**Task objective**:
List each line in which the string "only" appears.

# Input data start

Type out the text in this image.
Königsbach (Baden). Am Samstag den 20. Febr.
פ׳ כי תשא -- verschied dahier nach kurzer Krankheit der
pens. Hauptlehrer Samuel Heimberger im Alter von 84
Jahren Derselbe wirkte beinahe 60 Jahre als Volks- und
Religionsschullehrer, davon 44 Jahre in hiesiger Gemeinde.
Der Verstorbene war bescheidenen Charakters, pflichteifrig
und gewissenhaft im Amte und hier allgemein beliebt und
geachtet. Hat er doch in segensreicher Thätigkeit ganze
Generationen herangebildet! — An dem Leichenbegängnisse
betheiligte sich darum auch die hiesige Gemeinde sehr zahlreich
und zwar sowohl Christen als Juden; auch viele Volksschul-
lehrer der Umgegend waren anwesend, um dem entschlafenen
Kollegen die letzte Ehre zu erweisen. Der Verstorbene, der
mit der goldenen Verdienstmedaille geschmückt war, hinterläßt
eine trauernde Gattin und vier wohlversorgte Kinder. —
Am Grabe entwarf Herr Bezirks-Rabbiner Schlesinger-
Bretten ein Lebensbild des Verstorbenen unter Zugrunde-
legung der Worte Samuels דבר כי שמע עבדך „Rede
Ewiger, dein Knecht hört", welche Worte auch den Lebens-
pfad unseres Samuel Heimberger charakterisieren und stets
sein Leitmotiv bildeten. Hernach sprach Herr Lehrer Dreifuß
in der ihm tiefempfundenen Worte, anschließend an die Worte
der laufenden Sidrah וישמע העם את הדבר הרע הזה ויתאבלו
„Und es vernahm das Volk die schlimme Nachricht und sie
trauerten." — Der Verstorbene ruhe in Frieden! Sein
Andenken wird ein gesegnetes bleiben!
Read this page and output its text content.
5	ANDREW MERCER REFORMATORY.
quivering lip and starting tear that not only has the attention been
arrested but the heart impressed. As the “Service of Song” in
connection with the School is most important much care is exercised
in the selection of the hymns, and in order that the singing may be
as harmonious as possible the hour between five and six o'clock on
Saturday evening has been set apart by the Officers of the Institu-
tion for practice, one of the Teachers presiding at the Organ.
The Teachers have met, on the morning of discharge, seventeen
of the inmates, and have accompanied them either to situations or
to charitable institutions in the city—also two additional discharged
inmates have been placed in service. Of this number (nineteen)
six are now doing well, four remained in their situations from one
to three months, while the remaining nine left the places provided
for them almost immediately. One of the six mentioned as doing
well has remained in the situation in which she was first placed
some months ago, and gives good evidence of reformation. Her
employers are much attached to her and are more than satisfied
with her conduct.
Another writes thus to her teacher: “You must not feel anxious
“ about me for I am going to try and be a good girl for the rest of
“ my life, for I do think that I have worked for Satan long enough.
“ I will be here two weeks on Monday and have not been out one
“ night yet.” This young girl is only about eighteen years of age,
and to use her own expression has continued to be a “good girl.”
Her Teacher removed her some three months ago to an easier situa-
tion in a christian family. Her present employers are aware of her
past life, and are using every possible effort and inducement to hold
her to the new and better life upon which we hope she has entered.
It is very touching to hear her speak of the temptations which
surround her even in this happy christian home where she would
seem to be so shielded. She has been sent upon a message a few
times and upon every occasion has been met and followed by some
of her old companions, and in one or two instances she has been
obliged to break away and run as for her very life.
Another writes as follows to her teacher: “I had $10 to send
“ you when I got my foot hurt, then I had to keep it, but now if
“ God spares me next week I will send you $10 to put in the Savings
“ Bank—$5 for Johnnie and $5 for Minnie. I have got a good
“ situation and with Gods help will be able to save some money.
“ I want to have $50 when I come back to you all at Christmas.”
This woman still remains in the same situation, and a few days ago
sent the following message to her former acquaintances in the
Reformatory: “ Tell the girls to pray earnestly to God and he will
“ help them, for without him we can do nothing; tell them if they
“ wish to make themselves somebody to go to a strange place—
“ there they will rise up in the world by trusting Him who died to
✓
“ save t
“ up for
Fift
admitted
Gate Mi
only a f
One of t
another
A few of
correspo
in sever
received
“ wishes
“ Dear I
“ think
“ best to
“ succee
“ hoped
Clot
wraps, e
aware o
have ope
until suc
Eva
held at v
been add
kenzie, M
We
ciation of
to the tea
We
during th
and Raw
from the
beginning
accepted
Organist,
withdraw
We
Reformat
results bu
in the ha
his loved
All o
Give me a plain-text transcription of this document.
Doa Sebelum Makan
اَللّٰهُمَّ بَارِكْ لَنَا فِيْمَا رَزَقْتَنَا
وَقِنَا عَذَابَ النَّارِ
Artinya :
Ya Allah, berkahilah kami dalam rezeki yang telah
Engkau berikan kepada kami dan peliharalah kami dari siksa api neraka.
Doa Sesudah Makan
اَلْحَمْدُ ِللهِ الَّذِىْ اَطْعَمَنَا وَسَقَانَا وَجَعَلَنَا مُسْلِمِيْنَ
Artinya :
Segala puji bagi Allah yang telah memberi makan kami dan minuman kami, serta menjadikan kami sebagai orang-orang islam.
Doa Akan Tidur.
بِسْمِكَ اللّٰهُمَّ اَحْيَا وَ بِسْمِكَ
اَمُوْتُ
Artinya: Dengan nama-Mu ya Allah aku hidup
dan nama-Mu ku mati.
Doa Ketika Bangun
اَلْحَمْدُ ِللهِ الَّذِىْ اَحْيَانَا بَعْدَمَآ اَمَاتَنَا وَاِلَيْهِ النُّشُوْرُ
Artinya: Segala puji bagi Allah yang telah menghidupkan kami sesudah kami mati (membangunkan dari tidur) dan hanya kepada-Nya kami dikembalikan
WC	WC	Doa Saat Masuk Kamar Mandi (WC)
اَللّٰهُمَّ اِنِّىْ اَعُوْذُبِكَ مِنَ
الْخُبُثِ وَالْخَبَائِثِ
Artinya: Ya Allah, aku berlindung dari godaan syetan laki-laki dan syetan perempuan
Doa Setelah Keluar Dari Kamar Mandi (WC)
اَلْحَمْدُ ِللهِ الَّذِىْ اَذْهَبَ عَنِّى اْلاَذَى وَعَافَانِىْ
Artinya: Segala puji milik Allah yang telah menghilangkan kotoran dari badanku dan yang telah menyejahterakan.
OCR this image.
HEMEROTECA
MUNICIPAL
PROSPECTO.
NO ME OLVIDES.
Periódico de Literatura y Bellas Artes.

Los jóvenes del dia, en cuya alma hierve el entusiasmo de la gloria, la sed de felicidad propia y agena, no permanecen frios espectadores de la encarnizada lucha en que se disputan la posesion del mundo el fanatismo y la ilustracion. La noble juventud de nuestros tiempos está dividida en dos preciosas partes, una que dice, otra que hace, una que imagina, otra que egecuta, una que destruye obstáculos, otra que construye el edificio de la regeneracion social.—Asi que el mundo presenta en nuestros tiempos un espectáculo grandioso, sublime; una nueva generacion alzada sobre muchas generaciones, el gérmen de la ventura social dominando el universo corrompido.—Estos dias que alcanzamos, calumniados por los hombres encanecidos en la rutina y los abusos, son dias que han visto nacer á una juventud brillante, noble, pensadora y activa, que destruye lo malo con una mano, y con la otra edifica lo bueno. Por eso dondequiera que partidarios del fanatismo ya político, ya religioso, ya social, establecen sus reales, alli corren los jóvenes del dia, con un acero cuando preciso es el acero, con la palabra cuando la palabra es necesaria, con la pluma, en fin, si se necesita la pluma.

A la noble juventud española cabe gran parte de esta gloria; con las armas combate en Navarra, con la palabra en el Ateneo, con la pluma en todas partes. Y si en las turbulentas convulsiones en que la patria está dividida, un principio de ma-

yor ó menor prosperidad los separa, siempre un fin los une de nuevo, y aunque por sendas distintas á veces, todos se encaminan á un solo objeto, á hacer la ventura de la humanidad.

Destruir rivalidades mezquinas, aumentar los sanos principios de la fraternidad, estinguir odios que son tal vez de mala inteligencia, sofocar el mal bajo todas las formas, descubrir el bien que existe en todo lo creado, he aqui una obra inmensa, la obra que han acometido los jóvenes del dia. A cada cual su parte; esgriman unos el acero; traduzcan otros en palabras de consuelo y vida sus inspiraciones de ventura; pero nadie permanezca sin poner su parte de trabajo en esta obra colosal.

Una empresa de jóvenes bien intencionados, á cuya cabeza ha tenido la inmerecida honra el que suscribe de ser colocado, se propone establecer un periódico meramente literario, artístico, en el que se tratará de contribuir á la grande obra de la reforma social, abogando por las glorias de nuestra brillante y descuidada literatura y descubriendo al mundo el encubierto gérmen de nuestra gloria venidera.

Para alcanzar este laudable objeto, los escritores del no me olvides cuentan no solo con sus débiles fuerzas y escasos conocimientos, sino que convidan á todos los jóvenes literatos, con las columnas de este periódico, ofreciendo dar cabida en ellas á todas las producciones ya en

# Input data end

**Problem solution**:
quivering lip and starting tear that not only has the attention been
“ night yet.” This young girl is only about eighteen years of age,
only a f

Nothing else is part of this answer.